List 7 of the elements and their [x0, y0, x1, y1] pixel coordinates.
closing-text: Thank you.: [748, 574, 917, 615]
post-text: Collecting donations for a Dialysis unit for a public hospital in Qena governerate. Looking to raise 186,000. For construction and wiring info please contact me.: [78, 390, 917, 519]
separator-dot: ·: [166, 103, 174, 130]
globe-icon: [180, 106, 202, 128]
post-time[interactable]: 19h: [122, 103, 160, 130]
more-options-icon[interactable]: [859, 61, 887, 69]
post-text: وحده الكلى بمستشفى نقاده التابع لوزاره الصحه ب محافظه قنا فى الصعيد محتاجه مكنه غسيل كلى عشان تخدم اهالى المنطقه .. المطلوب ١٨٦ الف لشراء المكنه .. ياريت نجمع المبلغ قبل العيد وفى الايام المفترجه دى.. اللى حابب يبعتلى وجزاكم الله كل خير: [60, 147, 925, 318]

-=-=-=-=-

◆ **PROBLEM**:
Put every line of the listing above into a Markdown table with two columns, "No." for the row number and "Entry" for the line itself, omitting any blank lines.

◆ **TASK RESULT**:
| No. | Entry |
|---|---|
| 1 | List 7 of the elements and their [x0, y0, x1, y1] pixel coordinates. |
| 2 | closing-text: Thank you.: [748, 574, 917, 615] |
| 3 | post-text: Collecting donations for a Dialysis unit for a public hospital in Qena governerate. Looking to raise 186,000. For construction and wiring info please contact me.: [78, 390, 917, 519] |
| 4 | separator-dot: ·: [166, 103, 174, 130] |
| 5 | globe-icon: [180, 106, 202, 128] |
| 6 | post-time[interactable]: 19h: [122, 103, 160, 130] |
| 7 | more-options-icon[interactable]: [859, 61, 887, 69] |
| 8 | post-text: وحده الكلى بمستشفى نقاده التابع لوزاره الصحه ب محافظه قنا فى الصعيد محتاجه مكنه غسيل كلى عشان تخدم اهالى المنطقه .. المطلوب ١٨٦ الف لشراء المكنه .. ياريت نجمع المبلغ قبل العيد وفى الايام المفترجه دى.. اللى حابب يبعتلى وجزاكم الله كل خير: [60, 147, 925, 318] |